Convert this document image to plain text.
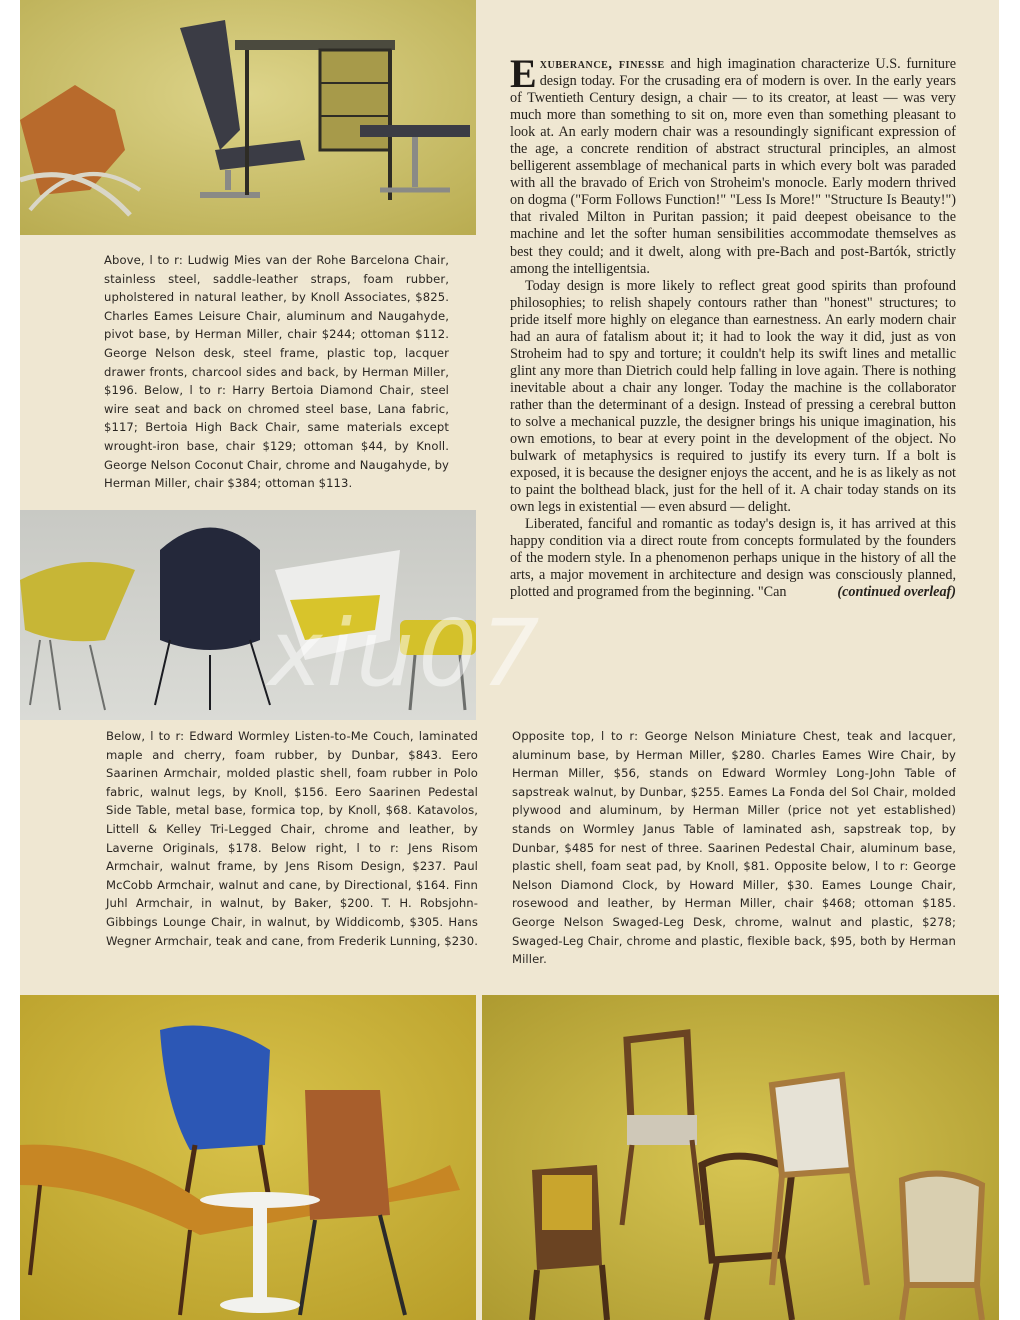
Above, l to r: Ludwig Mies van der Rohe Barcelona Chair, stainless steel, saddle-leather straps, foam rubber, upholstered in natural leather, by Knoll Associates, $825. Charles Eames Leisure Chair, aluminum and Naugahyde, pivot base, by Herman Miller, chair $244; ottoman $112. George Nelson desk, steel frame, plastic top, lacquer drawer fronts, charcool sides and back, by Herman Miller, $196. Below, l to r: Harry Bertoia Diamond Chair, steel wire seat and back on chromed steel base, Lana fabric, $117; Bertoia High Back Chair, same materials except wrought-iron base, chair $129; ottoman $44, by Knoll. George Nelson Coconut Chair, chrome and Naugahyde, by Herman Miller, chair $384; ottoman $113.
Below, l to r: Edward Wormley Listen-to-Me Couch, laminated maple and cherry, foam rubber, by Dunbar, $843. Eero Saarinen Armchair, molded plastic shell, foam rubber in Polo fabric, walnut legs, by Knoll, $156. Eero Saarinen Pedestal Side Table, metal base, formica top, by Knoll, $68. Katavolos, Littell & Kelley Tri-Legged Chair, chrome and leather, by Laverne Originals, $178. Below right, l to r: Jens Risom Armchair, walnut frame, by Jens Risom Design, $237. Paul McCobb Armchair, walnut and cane, by Directional, $164. Finn Juhl Armchair, in walnut, by Baker, $200. T. H. Robsjohn-Gibbings Lounge Chair, in walnut, by Widdicomb, $305. Hans Wegner Armchair, teak and cane, from Frederik Lunning, $230.
Opposite top, l to r: George Nelson Miniature Chest, teak and lacquer, aluminum base, by Herman Miller, $280. Charles Eames Wire Chair, by Herman Miller, $56, stands on Edward Wormley Long-John Table of sapstreak walnut, by Dunbar, $255. Eames La Fonda del Sol Chair, molded plywood and aluminum, by Herman Miller (price not yet established) stands on Wormley Janus Table of laminated ash, sapstreak top, by Dunbar, $485 for nest of three. Saarinen Pedestal Chair, aluminum base, plastic shell, foam seat pad, by Knoll, $81. Opposite below, l to r: George Nelson Diamond Clock, by Howard Miller, $30. Eames Lounge Chair, rosewood and leather, by Herman Miller, chair $468; ottoman $185. George Nelson Swaged-Leg Desk, chrome, walnut and plastic, $278; Swaged-Leg Chair, chrome and plastic, flexible back, $95, both by Herman Miller.

Exuberance, finesse and high imagination characterize U.S. furniture design today. For the crusading era of modern is over. In the early years of Twentieth Century design, a chair — to its creator, at least — was very much more than something to sit on, more even than something pleasant to look at. An early modern chair was a resoundingly significant expression of the age, a concrete rendition of abstract structural principles, an almost belligerent assemblage of mechanical parts in which every bolt was paraded with all the bravado of Erich von Stroheim's monocle. Early modern thrived on dogma ("Form Follows Function!" "Less Is More!" "Structure Is Beauty!") that rivaled Milton in Puritan passion; it paid deepest obeisance to the machine and let the softer human sensibilities accommodate themselves as best they could; and it dwelt, along with pre-Bach and post-Bartók, strictly among the intelligentsia.

Today design is more likely to reflect great good spirits than profound philosophies; to relish shapely contours rather than "honest" structures; to pride itself more highly on elegance than earnestness. An early modern chair had an aura of fatalism about it; it had to look the way it did, just as von Stroheim had to spy and torture; it couldn't help its swift lines and metallic glint any more than Dietrich could help falling in love again. There is nothing inevitable about a chair any longer. Today the machine is the collaborator rather than the determinant of a design. Instead of pressing a cerebral button to solve a mechanical puzzle, the designer brings his unique imagination, his own emotions, to bear at every point in the development of the object. No bulwark of metaphysics is required to justify its every turn. If a bolt is exposed, it is because the designer enjoys the accent, and he is as likely as not to paint the bolthead black, just for the hell of it. A chair today stands on its own legs in existential — even absurd — delight.

Liberated, fanciful and romantic as today's design is, it has arrived at this happy condition via a direct route from concepts formulated by the founders of the modern style. In a phenomenon perhaps unique in the history of all the arts, a major movement in architecture and design was consciously planned, plotted and programed from the beginning. "Can	(continued overleaf)

xiu07
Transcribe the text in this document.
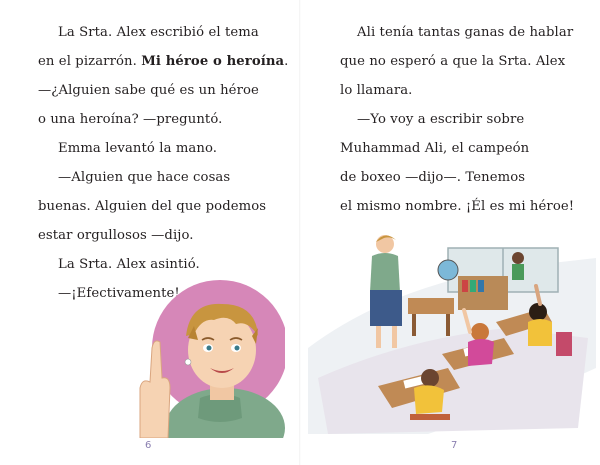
La Srta. Alex escribió el tema

en el pizarrón. Mi héroe o heroína.

—¿Alguien sabe qué es un héroe

o una heroína? —preguntó.

Emma levantó la mano.

—Alguien que hace cosas

buenas. Alguien del que podemos

estar orgullosos —dijo.

La Srta. Alex asintió.

—¡Efectivamente!

6

Ali tenía tantas ganas de hablar

que no esperó a que la Srta. Alex

lo llamara.

—Yo voy a escribir sobre

Muhammad Ali, el campeón

de boxeo —dijo—. Tenemos

el mismo nombre. ¡Él es mi héroe!

7
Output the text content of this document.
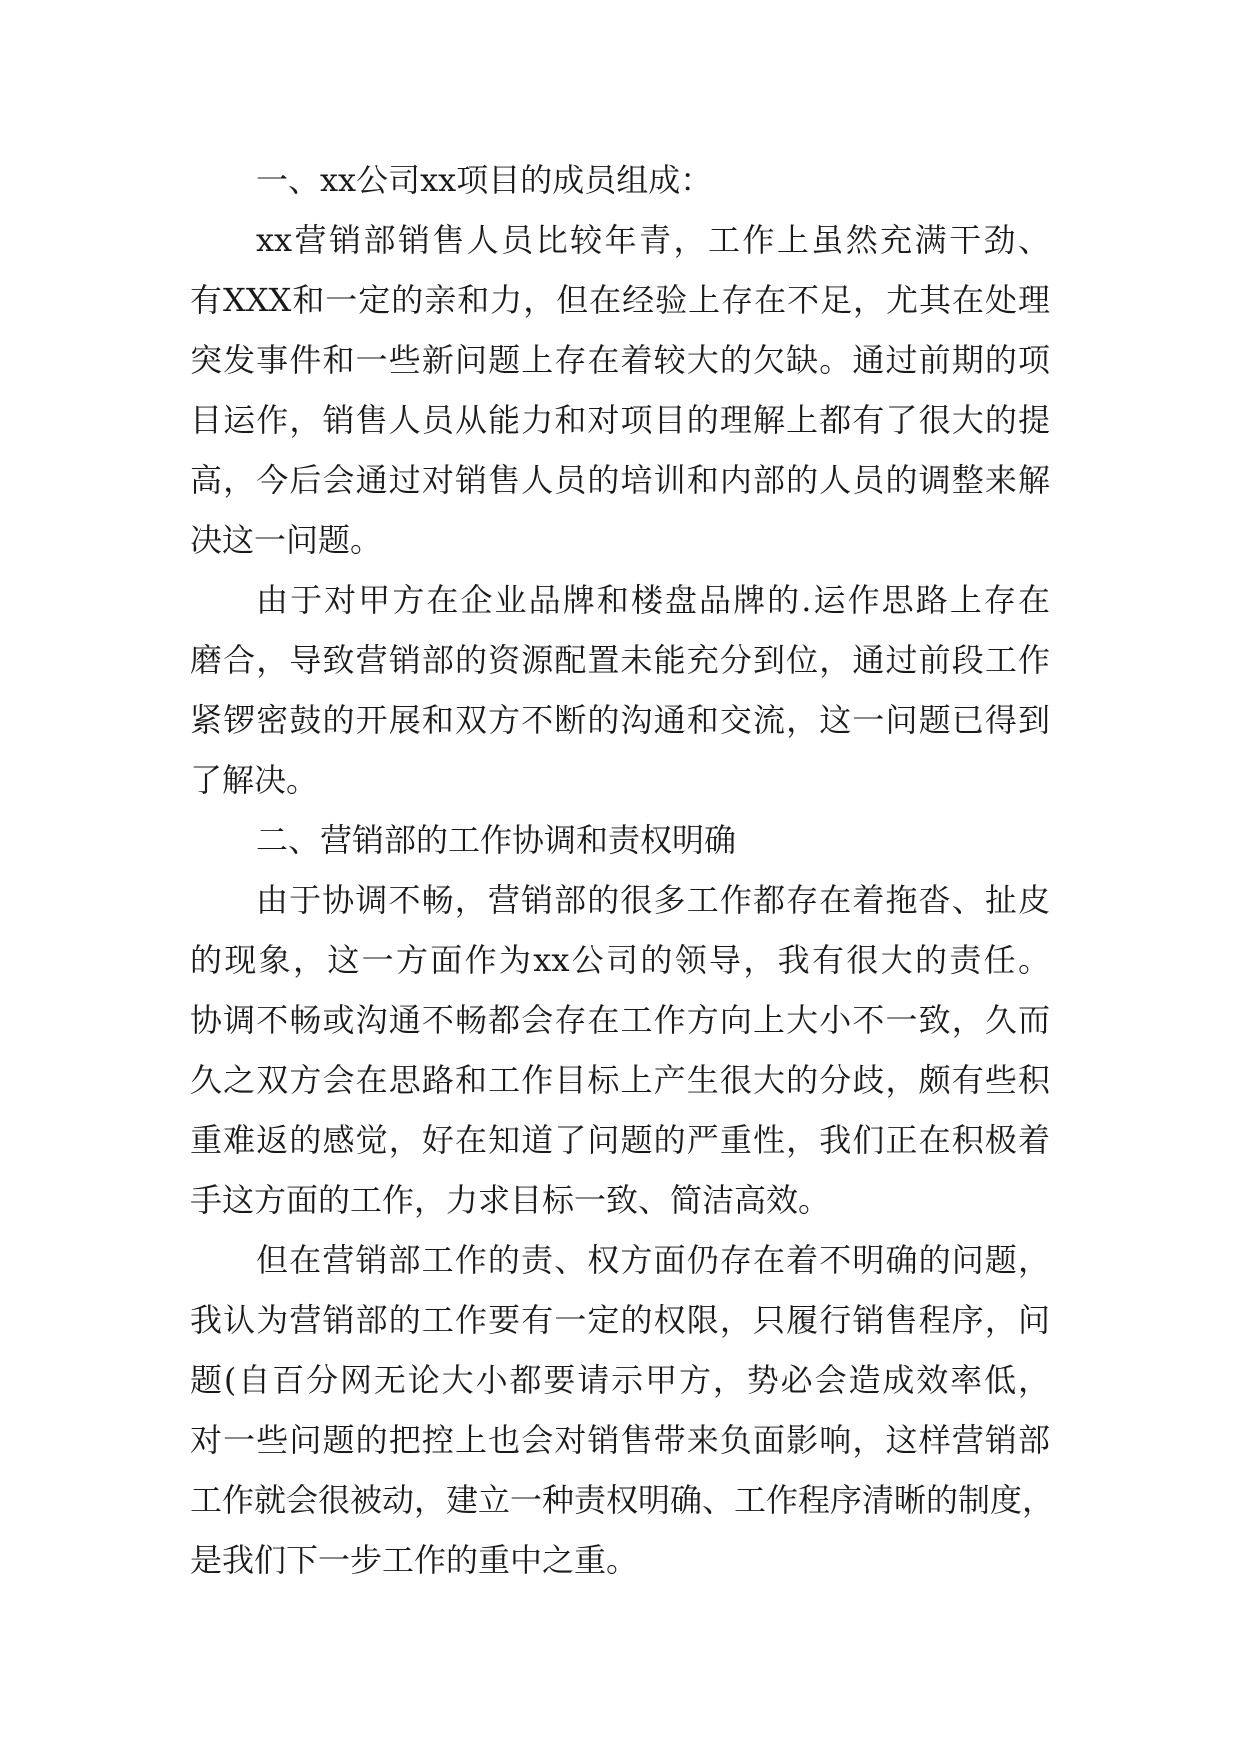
一、xx公司xx项目的成员组成：
xx营销部销售人员比较年青，工作上虽然充满干劲、
有XXX和一定的亲和力，但在经验上存在不足，尤其在处理
突发事件和一些新问题上存在着较大的欠缺。通过前期的项
目运作，销售人员从能力和对项目的理解上都有了很大的提
高，今后会通过对销售人员的培训和内部的人员的调整来解
决这一问题。
由于对甲方在企业品牌和楼盘品牌的.运作思路上存在
磨合，导致营销部的资源配置未能充分到位，通过前段工作
紧锣密鼓的开展和双方不断的沟通和交流，这一问题已得到
了解决。
二、营销部的工作协调和责权明确
由于协调不畅，营销部的很多工作都存在着拖沓、扯皮
的现象，这一方面作为xx公司的领导，我有很大的责任。
协调不畅或沟通不畅都会存在工作方向上大小不一致，久而
久之双方会在思路和工作目标上产生很大的分歧，颇有些积
重难返的感觉，好在知道了问题的严重性，我们正在积极着
手这方面的工作，力求目标一致、简洁高效。
但在营销部工作的责、权方面仍存在着不明确的问题，
我认为营销部的工作要有一定的权限，只履行销售程序，问
题(自百分网无论大小都要请示甲方，势必会造成效率低，
对一些问题的把控上也会对销售带来负面影响，这样营销部
工作就会很被动，建立一种责权明确、工作程序清晰的制度，
是我们下一步工作的重中之重。
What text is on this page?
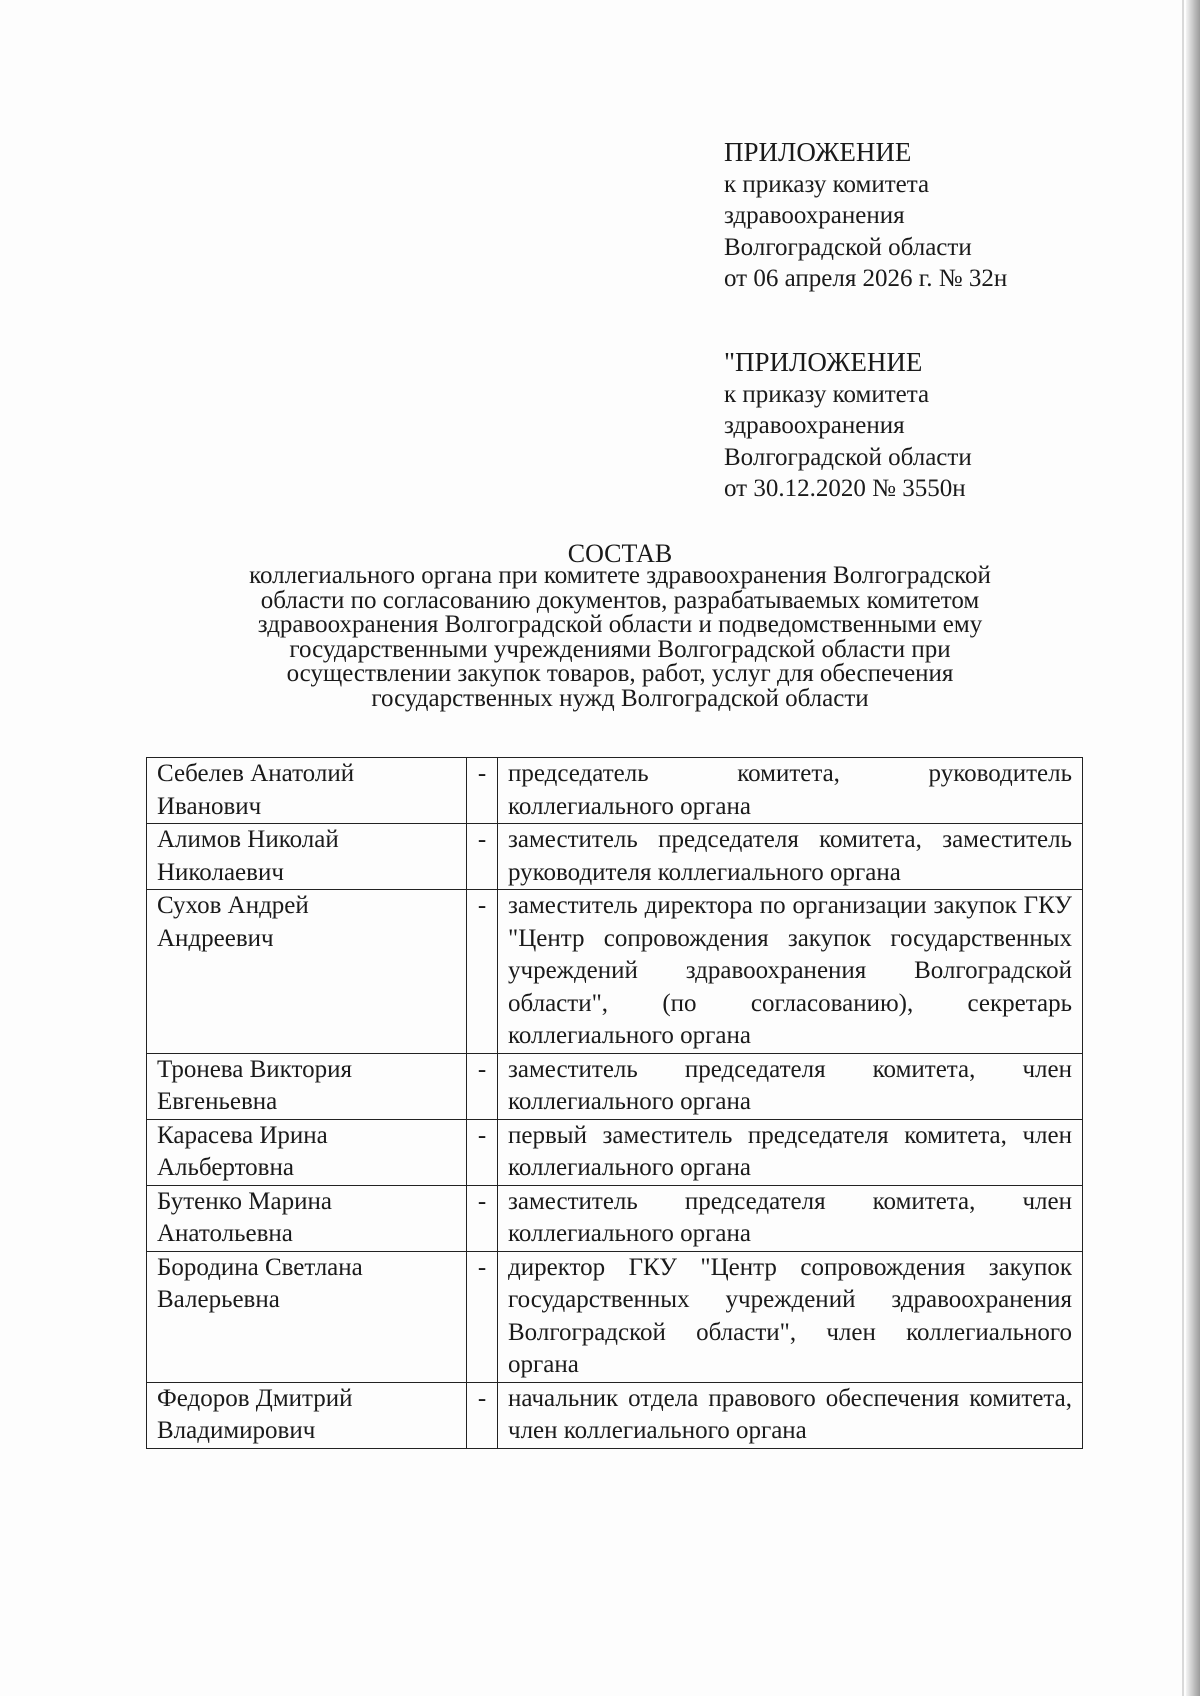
ПРИЛОЖЕНИЕ
к приказу комитета
здравоохранения
Волгоградской области
от 06 апреля 2026 г. № 32н
"ПРИЛОЖЕНИЕ
к приказу комитета
здравоохранения
Волгоградской области
от 30.12.2020 № 3550н
СОСТАВ
коллегиального органа при комитете здравоохранения Волгоградской
области по согласованию документов, разрабатываемых комитетом
здравоохранения Волгоградской области и подведомственными ему
государственными учреждениями Волгоградской области при
осуществлении закупок товаров, работ, услуг для обеспечения
государственных нужд Волгоградской области
Себелев Анатолий
Иванович	-	председатель комитета, руководитель коллегиального органа

Алимов Николай
Николаевич	-	заместитель председателя комитета, заместитель руководителя коллегиального органа

Сухов Андрей
Андреевич	-	заместитель директора по организации закупок ГКУ "Центр сопровождения закупок государственных учреждений здравоохранения Волгоградской области", (по согласованию), секретарь коллегиального органа

Тронева Виктория
Евгеньевна	-	заместитель председателя комитета, член коллегиального органа

Карасева Ирина
Альбертовна	-	первый заместитель председателя комитета, член коллегиального органа

Бутенко Марина
Анатольевна	-	заместитель председателя комитета, член коллегиального органа

Бородина Светлана
Валерьевна	-	директор ГКУ "Центр сопровождения закупок государственных учреждений здравоохранения Волгоградской области", член коллегиального органа

Федоров Дмитрий
Владимирович	-	начальник отдела правового обеспечения комитета, член коллегиального органа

__STATED TASK__:
Going over the lines above, work out how many include "председателя", then give only that number.

__EXERCISE OUTPUT__:
4